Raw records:
= = = =

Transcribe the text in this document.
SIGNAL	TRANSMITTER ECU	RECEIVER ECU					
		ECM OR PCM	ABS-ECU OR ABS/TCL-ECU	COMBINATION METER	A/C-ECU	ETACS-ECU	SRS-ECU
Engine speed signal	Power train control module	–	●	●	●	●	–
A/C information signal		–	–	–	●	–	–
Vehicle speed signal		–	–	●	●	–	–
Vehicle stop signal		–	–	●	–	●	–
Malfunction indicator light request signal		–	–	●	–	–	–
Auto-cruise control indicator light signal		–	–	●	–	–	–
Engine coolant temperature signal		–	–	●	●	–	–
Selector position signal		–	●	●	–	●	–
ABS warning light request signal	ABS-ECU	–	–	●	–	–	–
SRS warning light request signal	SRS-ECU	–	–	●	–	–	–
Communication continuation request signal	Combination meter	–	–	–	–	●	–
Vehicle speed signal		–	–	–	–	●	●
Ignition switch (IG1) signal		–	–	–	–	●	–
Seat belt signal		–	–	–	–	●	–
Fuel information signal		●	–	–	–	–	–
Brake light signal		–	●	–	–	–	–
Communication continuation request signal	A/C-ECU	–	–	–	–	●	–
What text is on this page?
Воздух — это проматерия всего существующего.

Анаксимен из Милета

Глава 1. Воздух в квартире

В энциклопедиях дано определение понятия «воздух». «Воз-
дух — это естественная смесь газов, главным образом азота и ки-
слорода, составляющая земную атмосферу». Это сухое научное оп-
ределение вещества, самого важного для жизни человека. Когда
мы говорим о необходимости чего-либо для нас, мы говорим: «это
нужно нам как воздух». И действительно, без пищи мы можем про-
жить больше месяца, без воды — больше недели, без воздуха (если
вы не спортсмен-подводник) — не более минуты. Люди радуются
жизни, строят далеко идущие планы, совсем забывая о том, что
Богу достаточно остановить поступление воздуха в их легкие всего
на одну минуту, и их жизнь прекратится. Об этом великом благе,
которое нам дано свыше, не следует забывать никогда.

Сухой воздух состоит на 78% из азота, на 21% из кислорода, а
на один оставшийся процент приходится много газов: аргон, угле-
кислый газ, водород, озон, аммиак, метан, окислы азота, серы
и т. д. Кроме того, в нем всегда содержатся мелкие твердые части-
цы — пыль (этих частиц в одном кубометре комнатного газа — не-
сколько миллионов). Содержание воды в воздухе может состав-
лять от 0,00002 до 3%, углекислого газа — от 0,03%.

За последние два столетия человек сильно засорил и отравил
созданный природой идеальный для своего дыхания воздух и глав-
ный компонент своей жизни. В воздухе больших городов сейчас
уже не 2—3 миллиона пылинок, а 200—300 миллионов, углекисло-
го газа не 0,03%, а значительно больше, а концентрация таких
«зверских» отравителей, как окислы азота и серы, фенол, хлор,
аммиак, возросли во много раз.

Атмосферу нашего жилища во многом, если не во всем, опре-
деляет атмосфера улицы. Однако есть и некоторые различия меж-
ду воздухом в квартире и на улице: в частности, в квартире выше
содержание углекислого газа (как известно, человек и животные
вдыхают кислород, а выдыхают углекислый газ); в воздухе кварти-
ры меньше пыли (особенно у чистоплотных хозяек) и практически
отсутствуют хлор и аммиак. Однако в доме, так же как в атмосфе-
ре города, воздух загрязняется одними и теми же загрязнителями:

= = = =

Job :: Keep only those lines of the records that hold "газа", and return them.

Full solution ::
цы — пыль (этих частиц в одном кубометре комнатного газа — не-
лять от 0,00002 до 3%, углекислого газа — от 0,03%.
го газа не 0,03%, а значительно больше, а концентрация таких
содержание углекислого газа (как известно, человек и животные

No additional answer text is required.